(Dataset items)
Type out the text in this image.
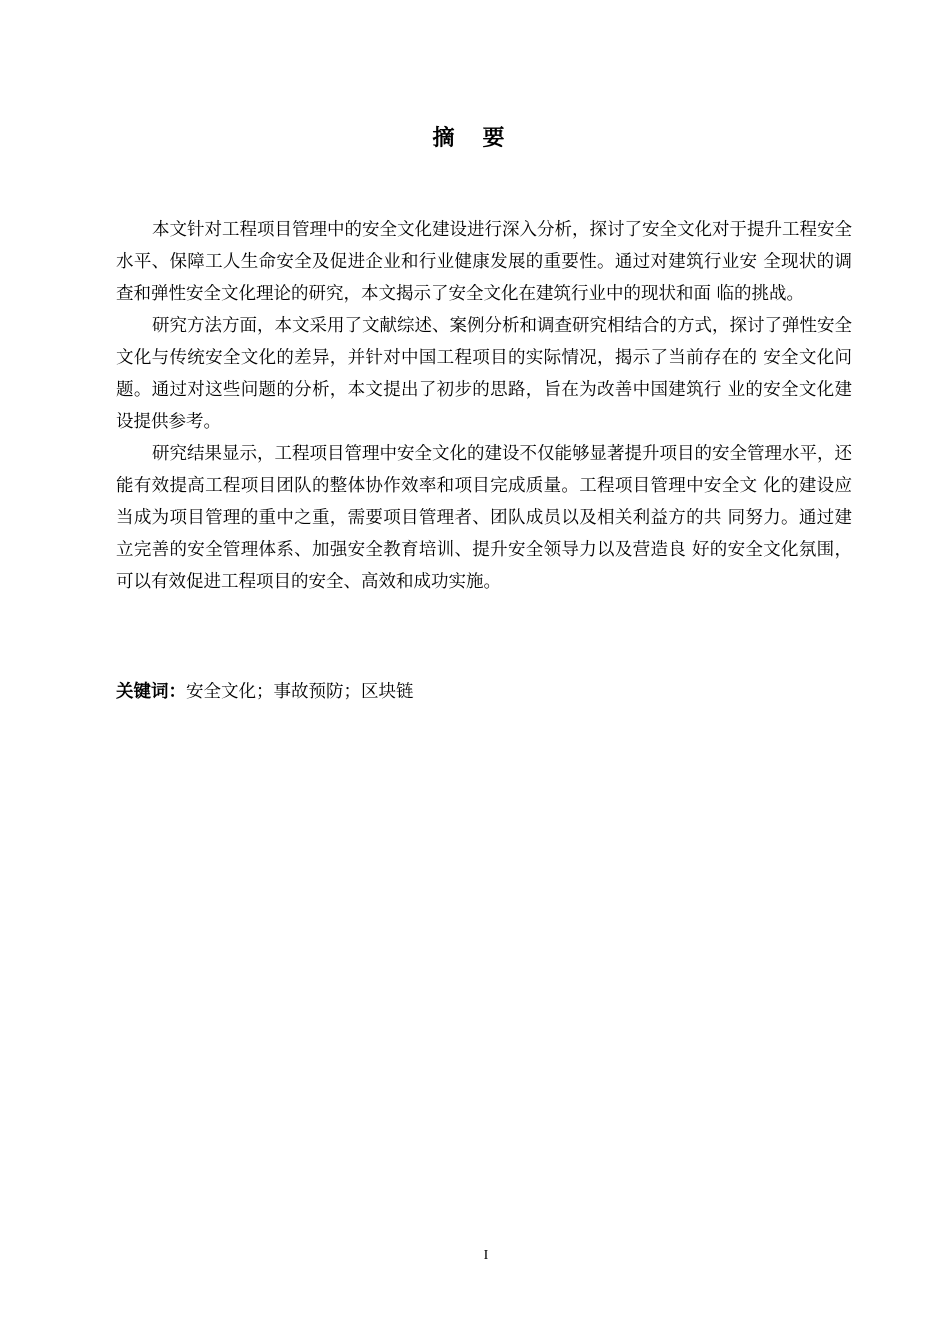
摘要

本文针对工程项目管理中的安全文化建设进行深入分析，探讨了安全文化对于提升工程安全水平、保障工人生命安全及促进企业和行业健康发展的重要性。通过对建筑行业安 全现状的调查和弹性安全文化理论的研究，本文揭示了安全文化在建筑行业中的现状和面 临的挑战。

研究方法方面，本文采用了文献综述、案例分析和调查研究相结合的方式，探讨了弹性安全文化与传统安全文化的差异，并针对中国工程项目的实际情况，揭示了当前存在的 安全文化问题。通过对这些问题的分析，本文提出了初步的思路，旨在为改善中国建筑行 业的安全文化建设提供参考。

研究结果显示，工程项目管理中安全文化的建设不仅能够显著提升项目的安全管理水平，还能有效提高工程项目团队的整体协作效率和项目完成质量。工程项目管理中安全文 化的建设应当成为项目管理的重中之重，需要项目管理者、团队成员以及相关利益方的共 同努力。通过建立完善的安全管理体系、加强安全教育培训、提升安全领导力以及营造良 好的安全文化氛围，可以有效促进工程项目的安全、高效和成功实施。

关键词：安全文化；事故预防；区块链

I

:: TASK REQUIREMENTS ::
Leave the images out, please, and restate each line word for word.

:: RESULT OF THIS TASK ::
Type out the text in this image.
摘要

本文针对工程项目管理中的安全文化建设进行深入分析，探讨了安全文化对于提升工程安全水平、保障工人生命安全及促进企业和行业健康发展的重要性。通过对建筑行业安 全现状的调查和弹性安全文化理论的研究，本文揭示了安全文化在建筑行业中的现状和面 临的挑战。

研究方法方面，本文采用了文献综述、案例分析和调查研究相结合的方式，探讨了弹性安全文化与传统安全文化的差异，并针对中国工程项目的实际情况，揭示了当前存在的 安全文化问题。通过对这些问题的分析，本文提出了初步的思路，旨在为改善中国建筑行 业的安全文化建设提供参考。

研究结果显示，工程项目管理中安全文化的建设不仅能够显著提升项目的安全管理水平，还能有效提高工程项目团队的整体协作效率和项目完成质量。工程项目管理中安全文 化的建设应当成为项目管理的重中之重，需要项目管理者、团队成员以及相关利益方的共 同努力。通过建立完善的安全管理体系、加强安全教育培训、提升安全领导力以及营造良 好的安全文化氛围，可以有效促进工程项目的安全、高效和成功实施。

关键词：安全文化；事故预防；区块链

I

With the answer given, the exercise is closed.